Spirituality and ‘Modern’ Education

By Maulana Wahiduddin Khan for New Age Islam

09 July 2016

Q:  ‘Modern’ schools, by and large, are geared to preparing students for material ‘success’, and not to making them better, God-conscious, kinder, more compassionate and caring human beings. They generally have little or no room for spirituality. Partly as a result of this sort of mis-education, many students grow up to think that becoming materially rich is the purpose of life. Few such students care for religion or spirituality or the Hereafter, and for this the system of education they go through has a major role to play.

How do you respond to this? What suggestions would you have for people who would like their children’s spiritual side to be nurtured, which the present ‘modern’ system of education pays little or no attention to?

A: As a matter of fact, the present situation is indeed what you have pointed out. At the same time, according to the law of nature, even after achieving material gain a person does not get peace of mind. Many people who experienced this and later read our writings revised their course of life: they made spiritual gain their priority over material gain.

My experience has been that many people want their children to develop spiritually. However, I do not find them truly sincere. If they were really sincere, they could prevent, partially or totally, their children from becoming victims of materialism.

__Material__
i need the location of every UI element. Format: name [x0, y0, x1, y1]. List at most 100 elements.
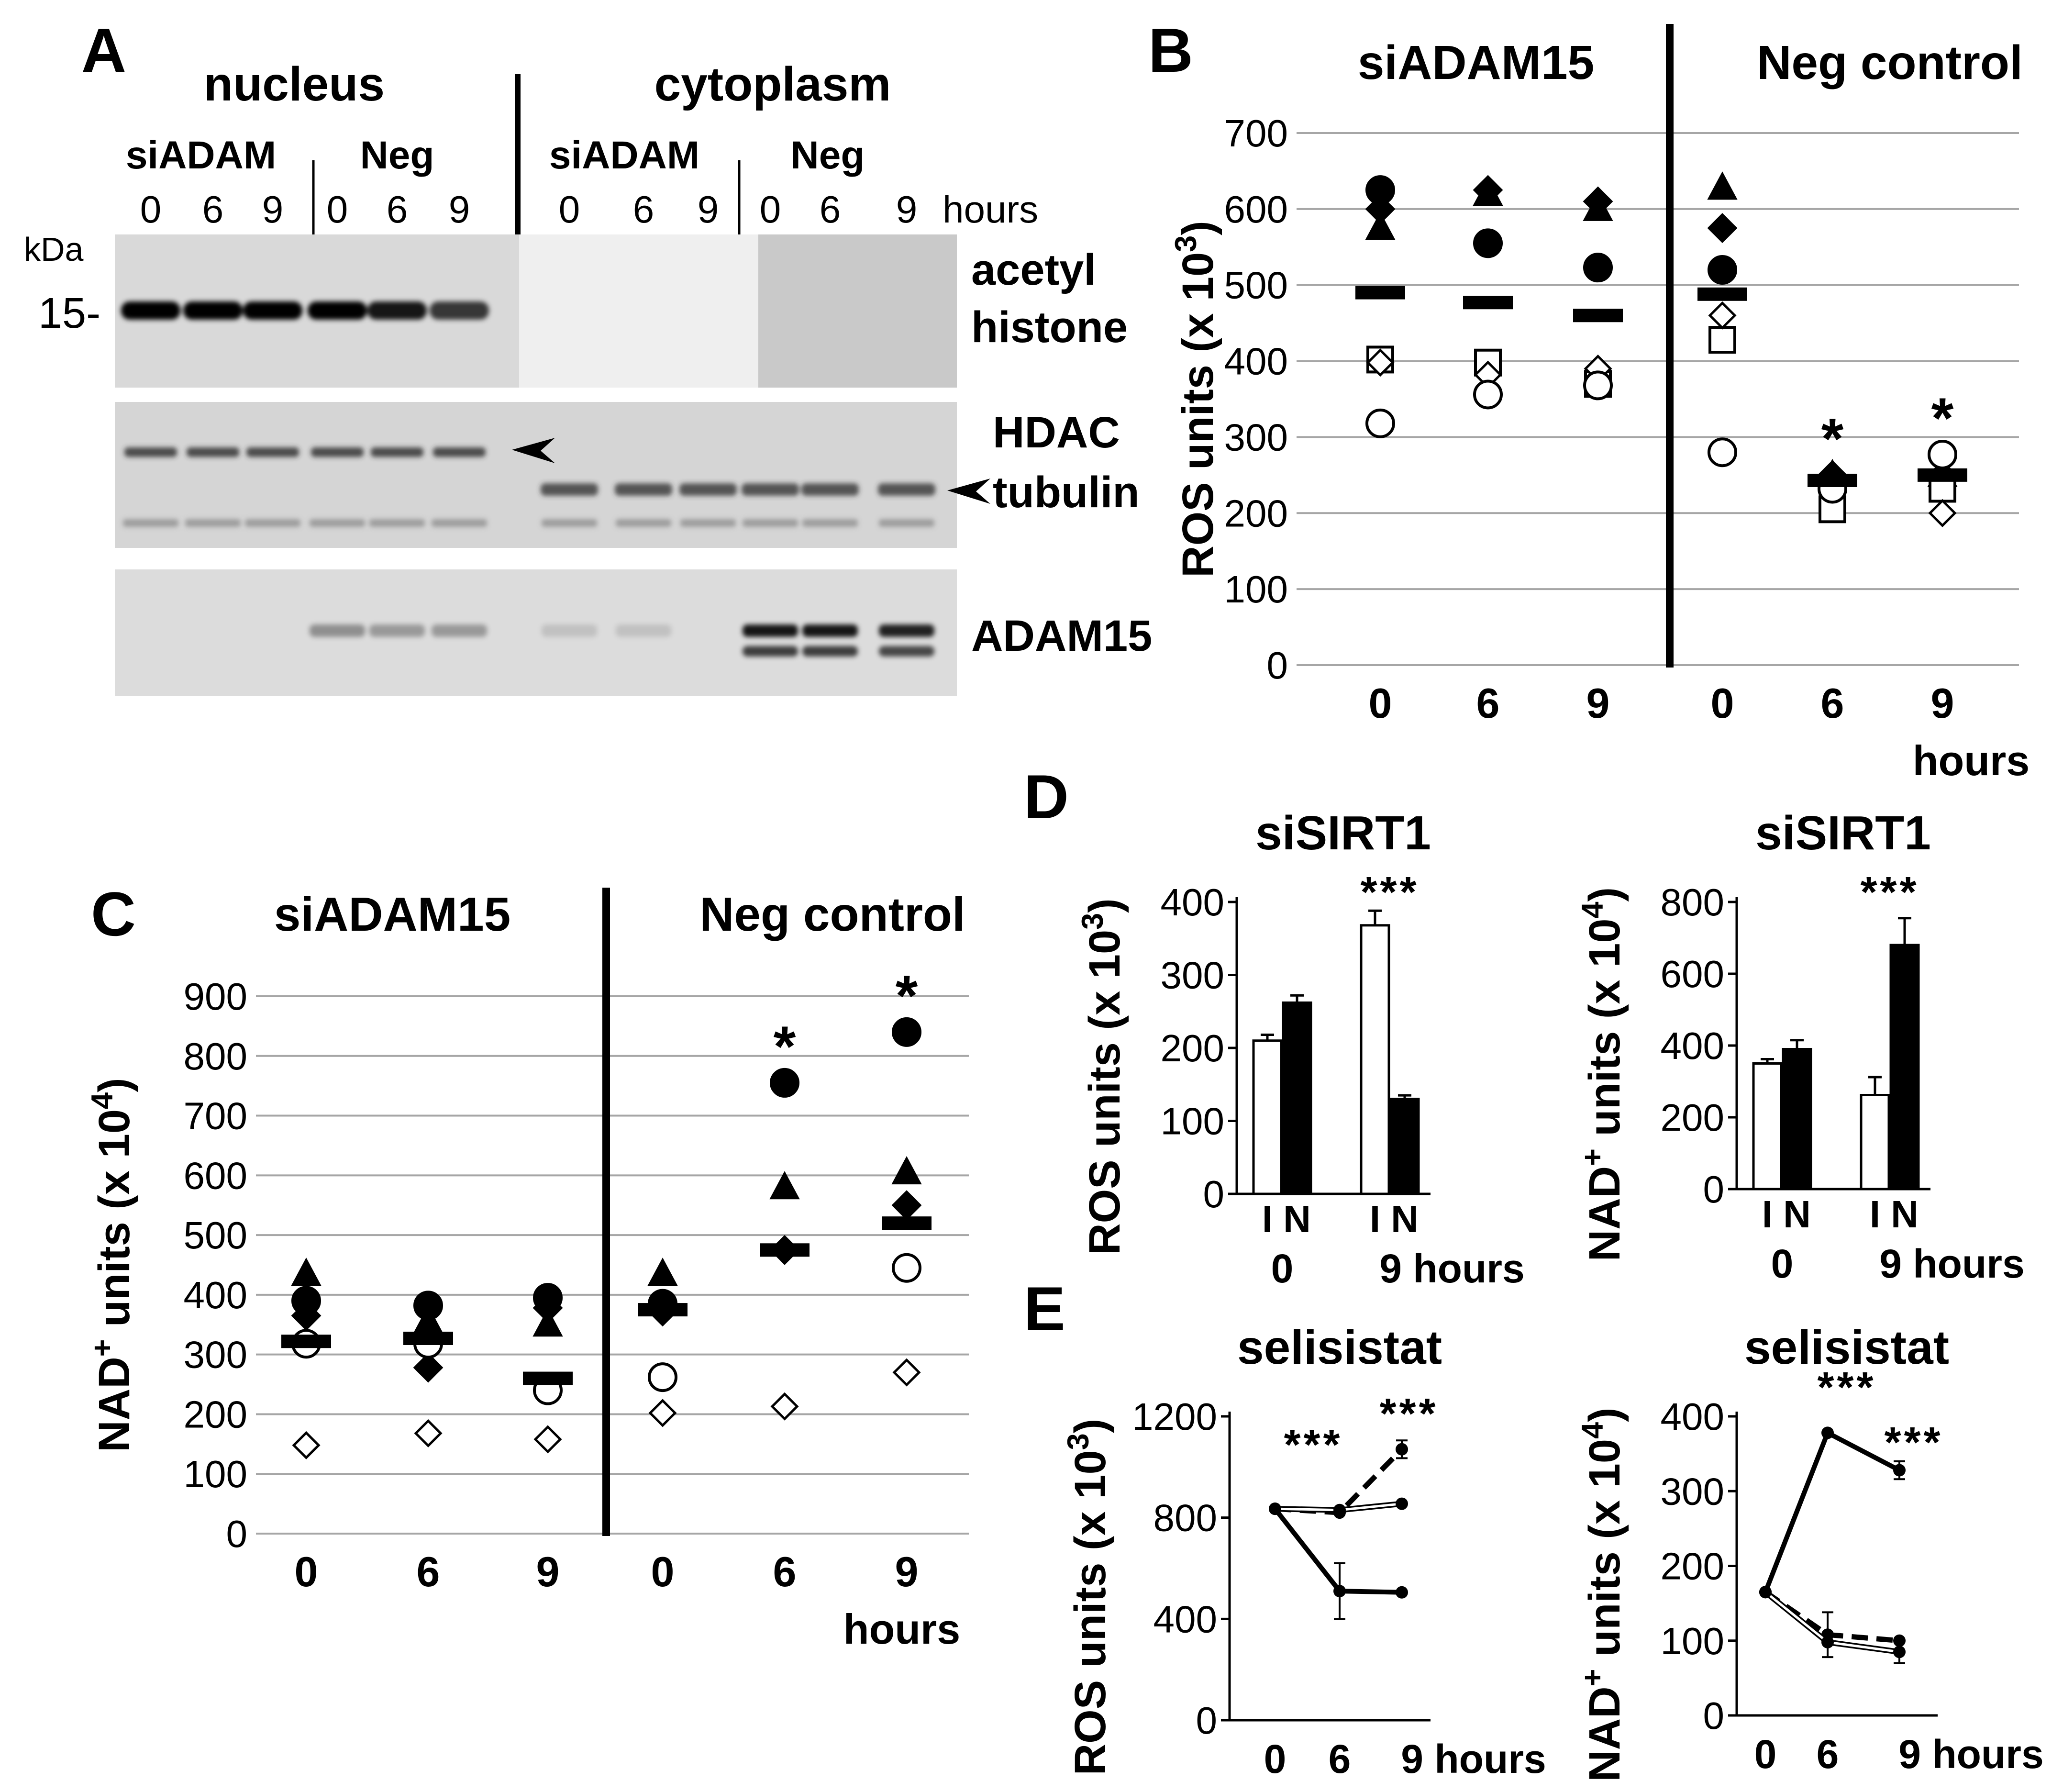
data-point-filled-triangle	[1707, 171, 1738, 200]
bar-label: I	[1762, 1193, 1773, 1235]
group-label-neg-cytoplasm: Neg	[791, 134, 865, 177]
data-point-filled-circle	[1708, 255, 1737, 285]
background-band	[245, 519, 300, 527]
x-tick-label: 9 hours	[1898, 1732, 2043, 1777]
hours-label-a: hours	[943, 188, 1038, 231]
mean-bar	[1808, 473, 1857, 487]
data-point-filled-circle	[413, 1291, 443, 1321]
bar-label: I	[1262, 1198, 1273, 1240]
bar-label: N	[1283, 1198, 1311, 1240]
background-band	[310, 519, 365, 527]
hdac-band	[371, 447, 423, 457]
lane-label: 0	[760, 188, 781, 231]
adam15-label: ADAM15	[971, 612, 1152, 660]
data-point-filled-triangle	[891, 1156, 922, 1185]
lane-label: 0	[327, 188, 348, 231]
x-tick-label: 9 hours	[1401, 1736, 1546, 1781]
x-tick-label: 9	[1931, 679, 1954, 727]
lane-label: 6	[202, 188, 224, 231]
mean-bar	[638, 1303, 688, 1317]
hdac-label: HDAC	[993, 408, 1120, 457]
significance-marker: *	[774, 1014, 796, 1079]
background-band	[123, 519, 178, 527]
group-label: 9 hours	[1879, 1241, 2024, 1286]
y-tick-label: 400	[1661, 1395, 1724, 1438]
background-band	[743, 519, 798, 527]
bar-n	[1282, 1001, 1312, 1195]
data-point-filled-triangle	[291, 1258, 322, 1286]
panel-a-western-blot: A nucleus cytoplasm siADAM Neg siADAM Ne…	[24, 15, 1152, 696]
mean-bar	[1918, 468, 1967, 482]
group-label-neg-control: Neg control	[1757, 36, 2023, 89]
panel-letter: C	[91, 879, 136, 949]
significance-marker: ***	[1860, 868, 1919, 916]
group-label-siadam15: siADAM15	[274, 888, 511, 941]
data-point	[1333, 1585, 1346, 1598]
data-point-filled-diamond	[1707, 213, 1738, 243]
hdac-band	[433, 447, 486, 457]
y-tick-label: 100	[184, 1453, 247, 1495]
adam15-band-lower	[743, 646, 798, 657]
data-point	[1396, 1586, 1408, 1599]
background-band	[369, 519, 425, 527]
kda-label: kDa	[24, 231, 84, 268]
data-point-filled-circle	[892, 1017, 921, 1047]
y-tick-label: 100	[1661, 1620, 1724, 1662]
acetyl-histone-band	[430, 301, 489, 320]
data-point-open-diamond	[770, 1392, 799, 1421]
data-point-filled-triangle	[1365, 211, 1396, 240]
y-tick-label: 900	[184, 975, 247, 1018]
y-tick-label: 400	[1161, 881, 1224, 924]
data-point-open-square	[1708, 326, 1736, 354]
x-tick-label: 0	[295, 1548, 318, 1595]
bar-n	[1389, 1098, 1420, 1195]
data-point	[1396, 1443, 1408, 1456]
significance-marker: *	[1821, 407, 1844, 471]
y-tick-label: 500	[1224, 264, 1288, 307]
data-point-filled-triangle	[769, 1171, 800, 1200]
data-point-open-diamond	[892, 1358, 921, 1387]
x-tick-label: 9	[1586, 679, 1610, 727]
lane-label: 9	[262, 188, 284, 231]
y-axis-label: ROS units (x 103)	[1062, 1419, 1115, 1776]
y-tick-label: 0	[1703, 1694, 1725, 1737]
bar-label: N	[1891, 1193, 1919, 1235]
y-tick-label: 800	[184, 1035, 247, 1078]
background-band	[185, 519, 241, 527]
mean-bar	[882, 1216, 932, 1230]
tubulin-band	[878, 483, 935, 496]
lane-label: 6	[387, 188, 408, 231]
blot-bands	[121, 301, 935, 657]
bar-n	[1889, 944, 1920, 1191]
y-tick-label: 400	[1224, 340, 1288, 383]
lane-label: 0	[559, 188, 580, 231]
y-tick-label: 500	[184, 1214, 247, 1257]
x-tick-label: 9	[536, 1548, 560, 1595]
y-axis-label: NAD+ units (x 104)	[86, 1078, 139, 1452]
adam15-band	[369, 624, 425, 637]
significance-marker: *	[896, 964, 918, 1028]
data-point-open-circle	[892, 1253, 921, 1283]
chart-title: selisistat	[1237, 1321, 1442, 1374]
data-point	[1759, 1586, 1772, 1599]
tubulin-arrowhead-icon	[947, 479, 990, 504]
data-point-filled-diamond	[891, 1190, 922, 1221]
y-tick-label: 0	[1703, 1168, 1725, 1211]
lane-label: 9	[698, 188, 719, 231]
lane-label: 9	[896, 188, 918, 231]
acetyl-histone-band	[183, 301, 243, 320]
mean-bar	[281, 1335, 331, 1348]
cytoplasm-label: cytoplasm	[654, 57, 891, 111]
series-line-solid	[1273, 1507, 1402, 1595]
y-tick-label: 400	[1154, 1598, 1217, 1640]
x-tick-label: 0	[1711, 679, 1734, 727]
adam15-band	[743, 624, 798, 637]
hdac-band	[187, 447, 239, 457]
chart-title: selisistat	[1744, 1321, 1949, 1374]
bar-label: N	[1391, 1198, 1419, 1240]
group-label-siadam-cytoplasm: siADAM	[549, 134, 699, 177]
y-tick-label: 0	[1203, 1173, 1225, 1215]
data-point	[1396, 1497, 1408, 1510]
background-band	[879, 519, 934, 527]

__Problems to solve__
#1 Summarize the Q&A on spirituality and modern education in two sentences.
#2 In the Q&A on spirituality and modern education, what did many people do after finding that material gain brought no peace of mind and then reading the author's writings?
#3 Return everything from "By Maulana Wahiduddin" down to "no attention to?" in the Q&A on spirituality and modern education.
The records aren't needed for any of this.

__Solution list__
#1 The questioner argues that "modern" schools prepare students for material success rather than making them better, God-conscious people, which leads many to see wealth as life's purpose, and asks what parents can do to nurture their children's spiritual side. The answer agrees with this assessment and notes that material gain does not bring peace of mind, but says that many parents who want their children to develop spiritually are not truly sincere.

#2 They revised their course of life and made spiritual gain their priority over material gain.

#3
By Maulana Wahiduddin Khan for New Age Islam

09 July 2016

Q:  ‘Modern’ schools, by and large, are geared to preparing students for material ‘success’, and not to making them better, God-conscious, kinder, more compassionate and caring human beings. They generally have little or no room for spirituality. Partly as a result of this sort of mis-education, many students grow up to think that becoming materially rich is the purpose of life. Few such students care for religion or spirituality or the Hereafter, and for this the system of education they go through has a major role to play.

How do you respond to this? What suggestions would you have for people who would like their children’s spiritual side to be nurtured, which the present ‘modern’ system of education pays little or no attention to?